* WHAT THIS TASK INVOLVES
Below are some records. Say how many of their lines contain the string "tasks", and give nothing but the number.

* RECORDED INFORMATION
********************

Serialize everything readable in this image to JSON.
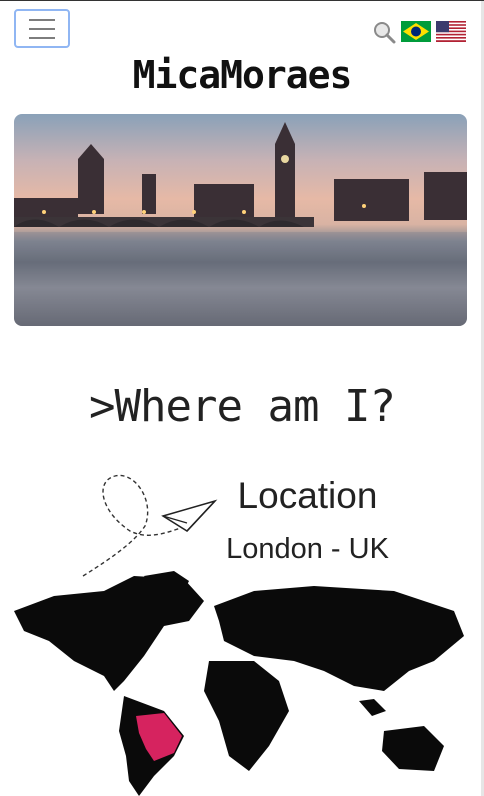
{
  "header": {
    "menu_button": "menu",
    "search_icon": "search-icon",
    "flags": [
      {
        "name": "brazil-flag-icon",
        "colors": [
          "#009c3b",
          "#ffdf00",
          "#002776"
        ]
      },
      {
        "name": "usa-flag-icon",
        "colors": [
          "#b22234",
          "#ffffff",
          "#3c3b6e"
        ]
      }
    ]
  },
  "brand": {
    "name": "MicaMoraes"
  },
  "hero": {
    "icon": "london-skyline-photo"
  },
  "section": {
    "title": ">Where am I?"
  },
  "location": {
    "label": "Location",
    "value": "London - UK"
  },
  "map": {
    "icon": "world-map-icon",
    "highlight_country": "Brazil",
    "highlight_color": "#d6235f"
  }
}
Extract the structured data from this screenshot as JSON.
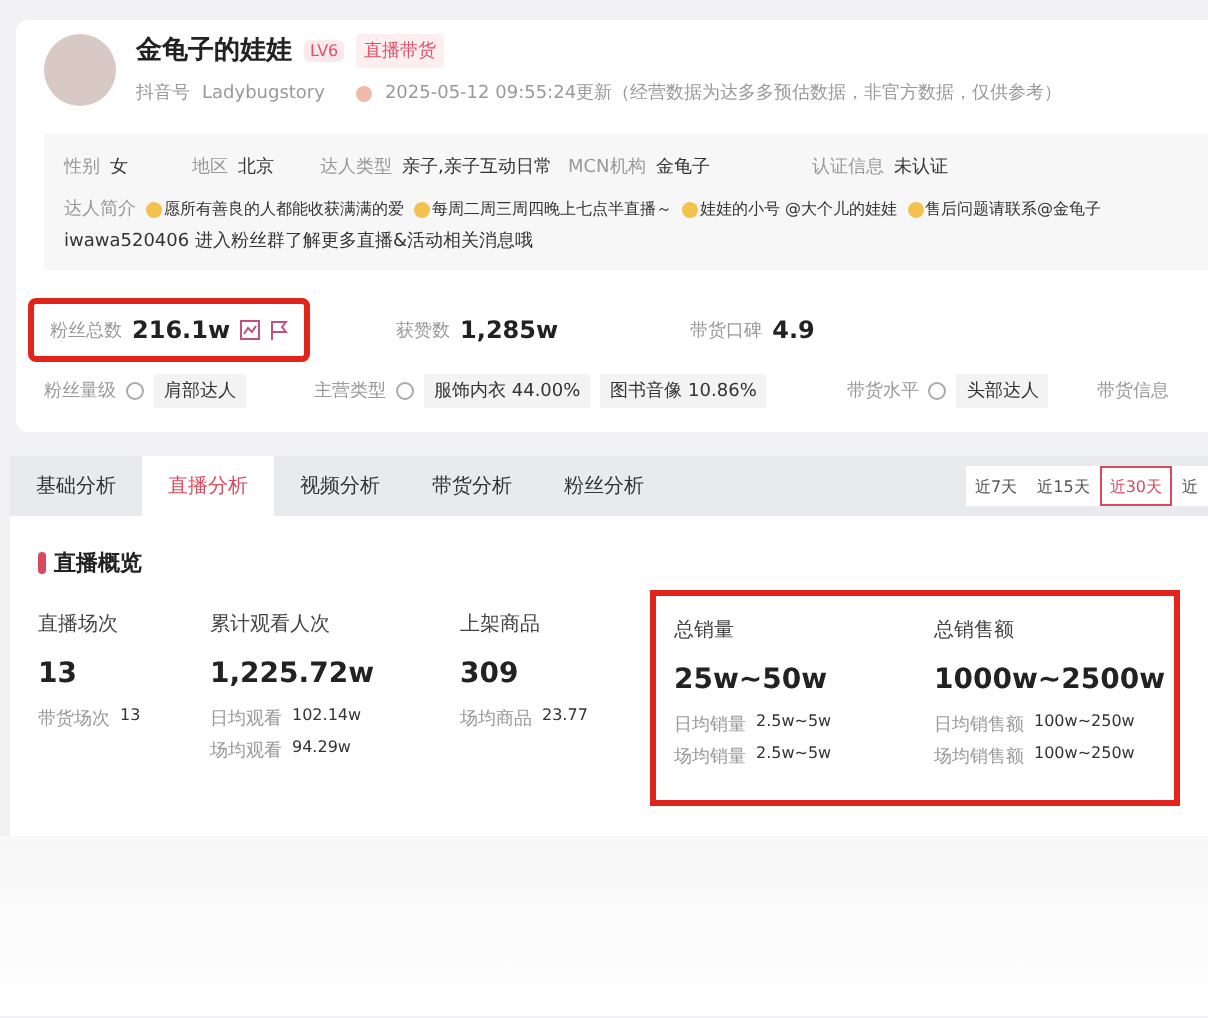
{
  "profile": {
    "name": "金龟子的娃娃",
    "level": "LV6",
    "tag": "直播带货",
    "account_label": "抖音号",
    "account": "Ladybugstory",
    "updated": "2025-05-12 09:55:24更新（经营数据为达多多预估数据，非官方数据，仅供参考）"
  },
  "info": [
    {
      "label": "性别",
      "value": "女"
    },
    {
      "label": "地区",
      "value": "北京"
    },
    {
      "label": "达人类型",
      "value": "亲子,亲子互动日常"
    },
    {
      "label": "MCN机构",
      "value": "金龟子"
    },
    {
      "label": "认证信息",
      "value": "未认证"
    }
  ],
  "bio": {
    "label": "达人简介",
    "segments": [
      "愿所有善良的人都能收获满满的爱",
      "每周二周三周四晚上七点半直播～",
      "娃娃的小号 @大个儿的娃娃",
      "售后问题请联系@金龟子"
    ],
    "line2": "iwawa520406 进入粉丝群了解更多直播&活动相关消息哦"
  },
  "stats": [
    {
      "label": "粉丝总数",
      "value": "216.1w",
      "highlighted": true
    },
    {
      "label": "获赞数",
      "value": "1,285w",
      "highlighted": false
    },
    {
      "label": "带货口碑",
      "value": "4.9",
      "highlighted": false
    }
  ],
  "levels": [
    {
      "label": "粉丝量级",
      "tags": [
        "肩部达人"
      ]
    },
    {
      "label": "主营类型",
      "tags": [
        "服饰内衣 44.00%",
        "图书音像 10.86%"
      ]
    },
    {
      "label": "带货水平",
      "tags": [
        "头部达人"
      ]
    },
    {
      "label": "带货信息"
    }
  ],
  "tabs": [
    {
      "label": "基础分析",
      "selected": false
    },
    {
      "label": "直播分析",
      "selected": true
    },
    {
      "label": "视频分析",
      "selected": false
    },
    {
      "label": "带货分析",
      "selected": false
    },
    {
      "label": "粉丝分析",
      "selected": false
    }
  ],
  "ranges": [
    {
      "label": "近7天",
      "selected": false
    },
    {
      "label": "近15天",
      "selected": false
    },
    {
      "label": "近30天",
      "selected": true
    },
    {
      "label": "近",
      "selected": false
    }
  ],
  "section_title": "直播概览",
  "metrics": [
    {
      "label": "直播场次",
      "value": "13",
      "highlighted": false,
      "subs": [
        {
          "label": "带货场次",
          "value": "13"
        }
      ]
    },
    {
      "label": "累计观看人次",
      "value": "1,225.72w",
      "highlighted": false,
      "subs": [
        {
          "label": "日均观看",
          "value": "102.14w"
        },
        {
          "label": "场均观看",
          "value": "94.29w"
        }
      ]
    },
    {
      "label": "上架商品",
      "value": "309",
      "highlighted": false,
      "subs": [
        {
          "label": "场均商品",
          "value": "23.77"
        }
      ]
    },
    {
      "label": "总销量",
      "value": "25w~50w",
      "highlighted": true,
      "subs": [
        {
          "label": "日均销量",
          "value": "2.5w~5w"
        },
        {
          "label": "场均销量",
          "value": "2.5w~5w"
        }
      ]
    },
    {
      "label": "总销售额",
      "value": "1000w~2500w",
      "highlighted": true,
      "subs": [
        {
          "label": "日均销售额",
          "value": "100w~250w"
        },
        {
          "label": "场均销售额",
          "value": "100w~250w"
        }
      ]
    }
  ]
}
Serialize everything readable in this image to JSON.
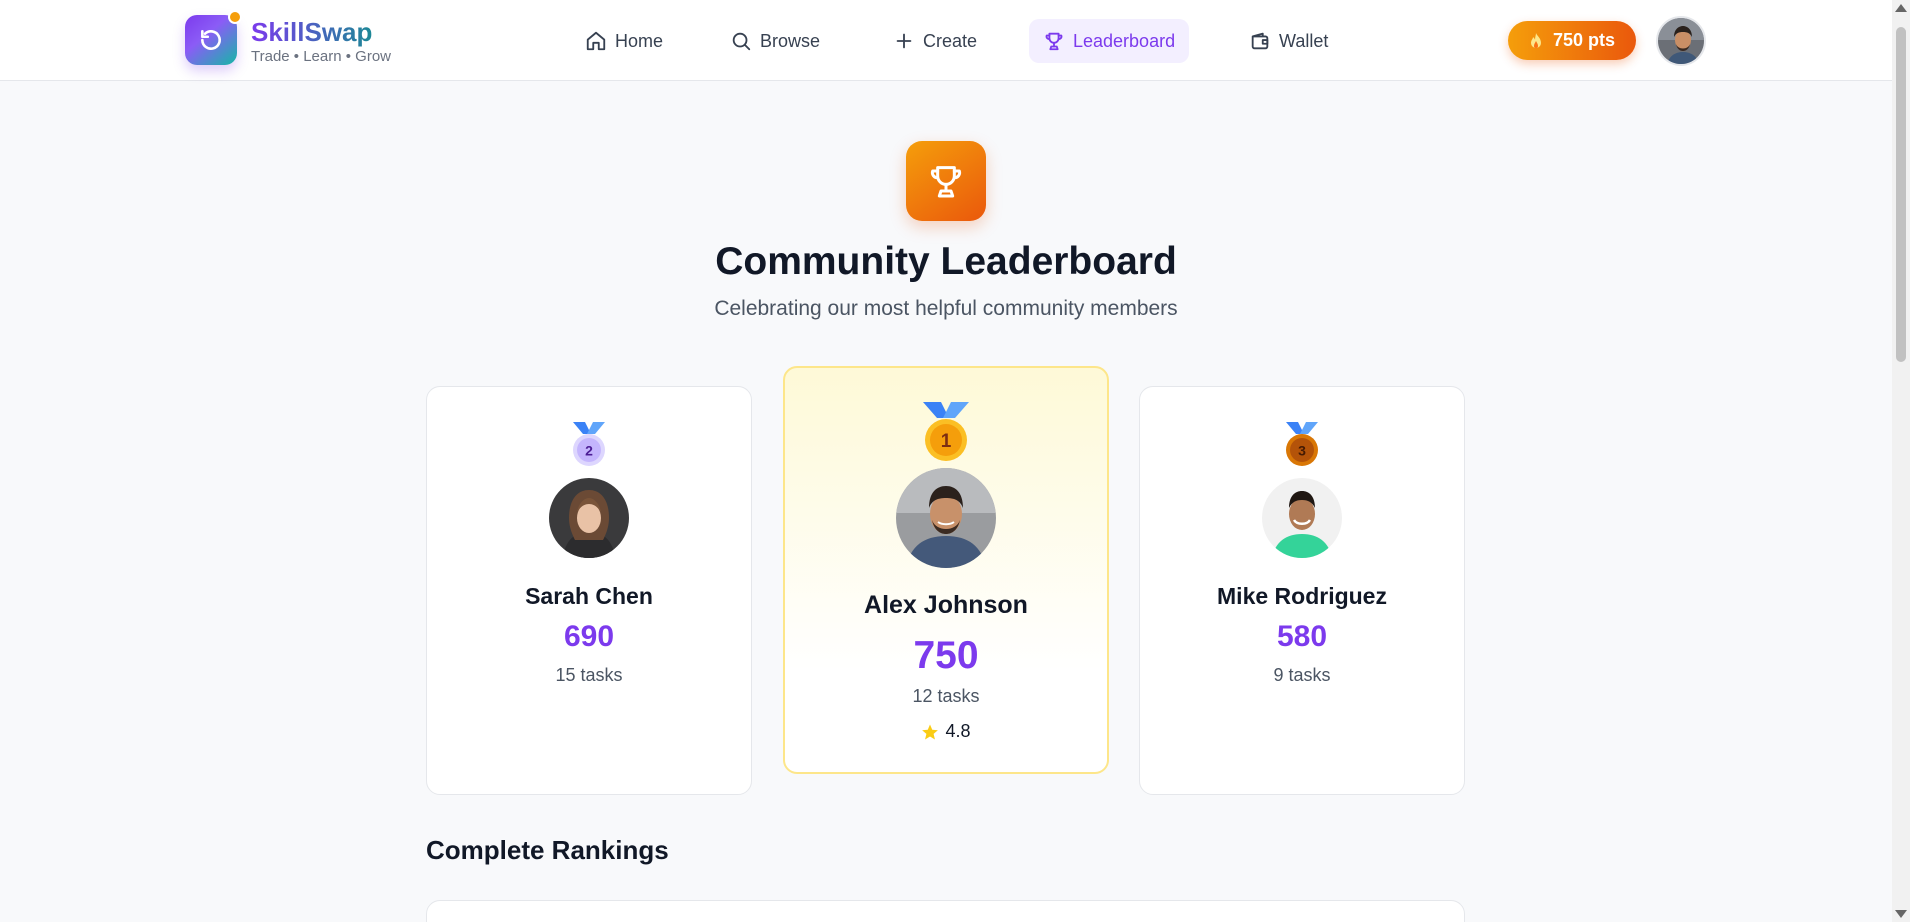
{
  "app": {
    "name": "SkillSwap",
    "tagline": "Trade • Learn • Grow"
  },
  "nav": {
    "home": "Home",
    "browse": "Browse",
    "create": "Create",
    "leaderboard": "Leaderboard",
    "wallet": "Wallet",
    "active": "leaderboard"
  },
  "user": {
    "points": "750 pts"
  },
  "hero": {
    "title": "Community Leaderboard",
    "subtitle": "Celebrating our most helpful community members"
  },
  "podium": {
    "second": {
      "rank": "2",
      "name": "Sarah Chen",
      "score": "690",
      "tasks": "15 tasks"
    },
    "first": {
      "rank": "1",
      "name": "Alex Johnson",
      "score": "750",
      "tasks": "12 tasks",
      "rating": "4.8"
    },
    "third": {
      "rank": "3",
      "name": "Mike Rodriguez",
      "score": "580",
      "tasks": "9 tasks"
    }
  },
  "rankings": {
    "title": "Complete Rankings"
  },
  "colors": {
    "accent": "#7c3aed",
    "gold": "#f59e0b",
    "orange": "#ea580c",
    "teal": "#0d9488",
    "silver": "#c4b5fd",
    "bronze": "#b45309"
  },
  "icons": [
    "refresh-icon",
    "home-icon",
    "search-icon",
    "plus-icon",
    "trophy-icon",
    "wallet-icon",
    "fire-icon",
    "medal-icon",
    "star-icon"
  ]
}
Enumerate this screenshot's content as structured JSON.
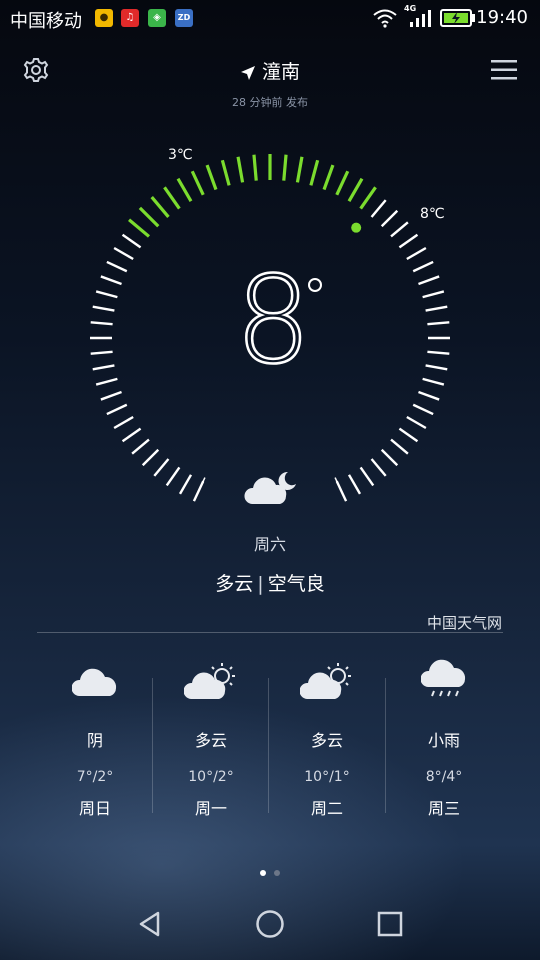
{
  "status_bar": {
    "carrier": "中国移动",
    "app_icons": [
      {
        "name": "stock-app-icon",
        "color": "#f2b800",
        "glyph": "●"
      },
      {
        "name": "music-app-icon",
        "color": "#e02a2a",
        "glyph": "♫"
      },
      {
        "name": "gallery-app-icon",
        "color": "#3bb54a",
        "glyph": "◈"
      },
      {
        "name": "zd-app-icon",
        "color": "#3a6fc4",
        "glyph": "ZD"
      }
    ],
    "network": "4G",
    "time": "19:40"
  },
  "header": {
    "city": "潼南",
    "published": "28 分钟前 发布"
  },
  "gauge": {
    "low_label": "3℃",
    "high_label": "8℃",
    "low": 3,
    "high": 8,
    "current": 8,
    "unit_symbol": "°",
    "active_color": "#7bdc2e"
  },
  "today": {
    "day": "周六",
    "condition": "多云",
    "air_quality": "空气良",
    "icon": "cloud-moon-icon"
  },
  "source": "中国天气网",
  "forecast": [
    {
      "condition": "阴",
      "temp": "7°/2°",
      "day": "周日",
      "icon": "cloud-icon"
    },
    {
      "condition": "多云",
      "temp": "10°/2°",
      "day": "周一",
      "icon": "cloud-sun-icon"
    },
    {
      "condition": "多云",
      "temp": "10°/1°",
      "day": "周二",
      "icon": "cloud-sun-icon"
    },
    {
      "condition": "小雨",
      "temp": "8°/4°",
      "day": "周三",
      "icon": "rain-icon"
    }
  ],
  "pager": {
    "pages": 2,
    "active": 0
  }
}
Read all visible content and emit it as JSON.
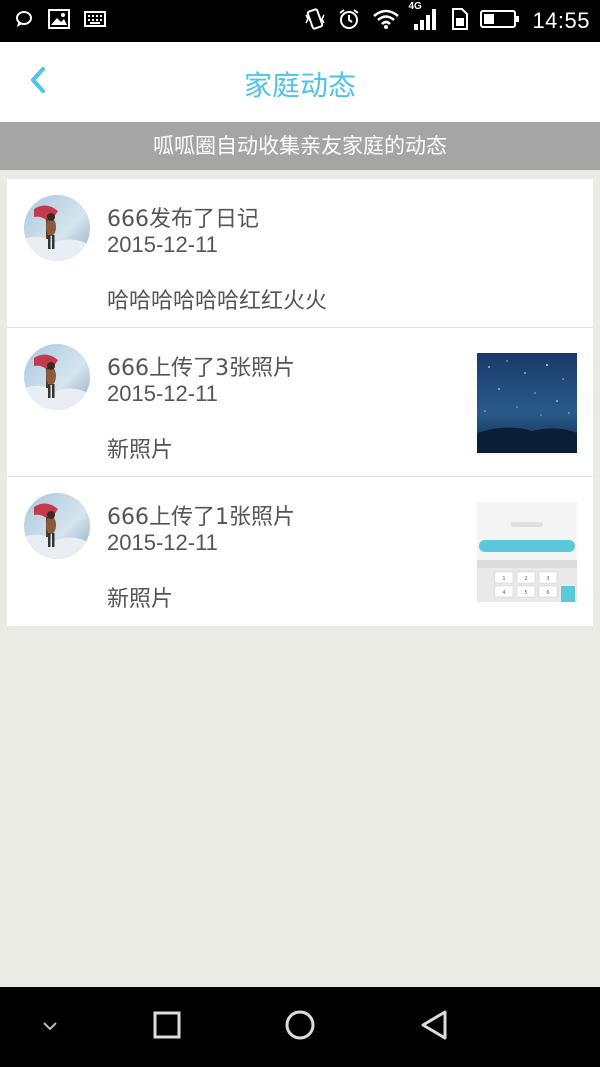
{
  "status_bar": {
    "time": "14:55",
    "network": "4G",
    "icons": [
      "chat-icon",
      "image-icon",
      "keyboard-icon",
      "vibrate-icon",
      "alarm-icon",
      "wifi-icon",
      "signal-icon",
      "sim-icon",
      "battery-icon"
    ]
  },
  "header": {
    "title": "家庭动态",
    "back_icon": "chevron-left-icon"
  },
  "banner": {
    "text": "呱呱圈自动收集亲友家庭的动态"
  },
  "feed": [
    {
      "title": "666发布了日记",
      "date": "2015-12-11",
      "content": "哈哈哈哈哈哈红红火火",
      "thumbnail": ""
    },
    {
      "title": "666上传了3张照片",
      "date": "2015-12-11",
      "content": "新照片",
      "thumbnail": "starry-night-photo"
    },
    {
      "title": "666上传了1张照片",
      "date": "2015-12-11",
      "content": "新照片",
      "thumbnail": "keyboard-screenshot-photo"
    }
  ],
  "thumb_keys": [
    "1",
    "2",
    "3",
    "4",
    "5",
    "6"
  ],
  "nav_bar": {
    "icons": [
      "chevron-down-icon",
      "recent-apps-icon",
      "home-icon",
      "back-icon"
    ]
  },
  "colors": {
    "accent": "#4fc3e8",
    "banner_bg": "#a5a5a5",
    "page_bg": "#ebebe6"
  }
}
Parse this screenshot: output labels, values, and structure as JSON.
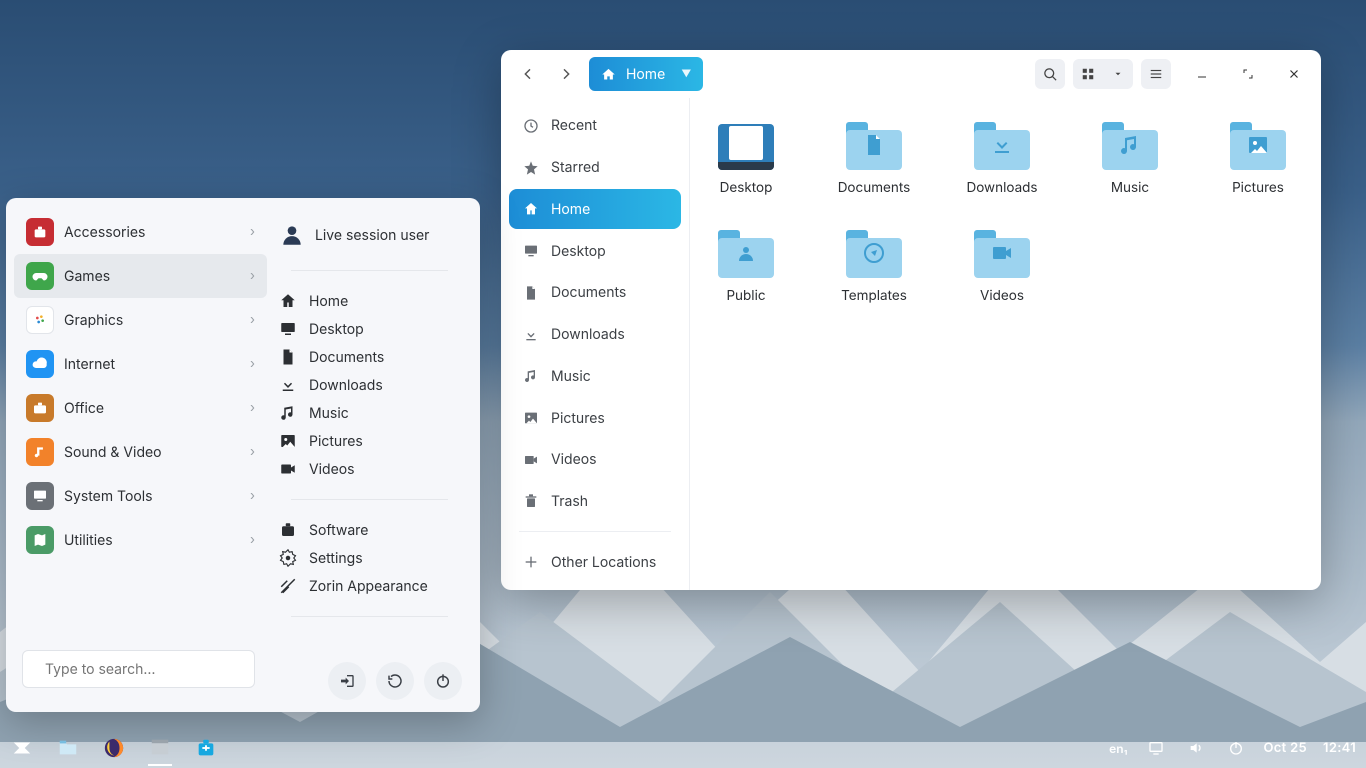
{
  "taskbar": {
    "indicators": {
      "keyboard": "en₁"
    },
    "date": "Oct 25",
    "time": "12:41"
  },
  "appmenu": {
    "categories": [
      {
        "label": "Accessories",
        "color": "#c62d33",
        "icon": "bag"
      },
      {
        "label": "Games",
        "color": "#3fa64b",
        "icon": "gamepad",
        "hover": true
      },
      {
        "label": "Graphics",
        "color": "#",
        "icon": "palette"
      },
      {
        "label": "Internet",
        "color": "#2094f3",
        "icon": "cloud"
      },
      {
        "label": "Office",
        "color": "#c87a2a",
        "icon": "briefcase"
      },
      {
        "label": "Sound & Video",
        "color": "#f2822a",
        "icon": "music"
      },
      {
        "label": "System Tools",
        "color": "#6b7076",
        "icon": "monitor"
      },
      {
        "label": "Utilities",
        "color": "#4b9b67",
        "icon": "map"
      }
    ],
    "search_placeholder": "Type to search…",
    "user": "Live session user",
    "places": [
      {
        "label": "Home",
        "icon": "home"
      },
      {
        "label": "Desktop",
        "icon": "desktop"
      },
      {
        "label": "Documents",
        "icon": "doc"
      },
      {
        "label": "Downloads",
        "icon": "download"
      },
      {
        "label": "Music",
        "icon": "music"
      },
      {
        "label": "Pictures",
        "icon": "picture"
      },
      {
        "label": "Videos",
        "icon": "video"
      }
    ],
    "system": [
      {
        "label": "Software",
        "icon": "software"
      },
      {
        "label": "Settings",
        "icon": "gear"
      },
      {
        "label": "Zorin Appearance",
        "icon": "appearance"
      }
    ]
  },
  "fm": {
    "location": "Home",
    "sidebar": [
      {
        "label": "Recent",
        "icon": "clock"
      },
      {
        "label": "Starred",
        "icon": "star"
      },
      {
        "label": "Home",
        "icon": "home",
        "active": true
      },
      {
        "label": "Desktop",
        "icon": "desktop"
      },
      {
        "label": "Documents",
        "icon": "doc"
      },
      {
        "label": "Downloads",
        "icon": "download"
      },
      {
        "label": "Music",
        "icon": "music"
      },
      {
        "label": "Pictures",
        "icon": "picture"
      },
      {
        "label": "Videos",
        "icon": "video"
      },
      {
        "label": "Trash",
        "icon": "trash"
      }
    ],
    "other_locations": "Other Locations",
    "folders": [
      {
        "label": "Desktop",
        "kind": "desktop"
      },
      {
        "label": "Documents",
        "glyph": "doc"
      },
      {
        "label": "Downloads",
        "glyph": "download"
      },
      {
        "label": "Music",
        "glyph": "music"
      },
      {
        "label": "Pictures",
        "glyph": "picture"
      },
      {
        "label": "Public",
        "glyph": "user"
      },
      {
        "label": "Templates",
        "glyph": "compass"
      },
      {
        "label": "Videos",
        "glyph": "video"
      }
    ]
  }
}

********************

* SOLUTION FOR THIS TASK
3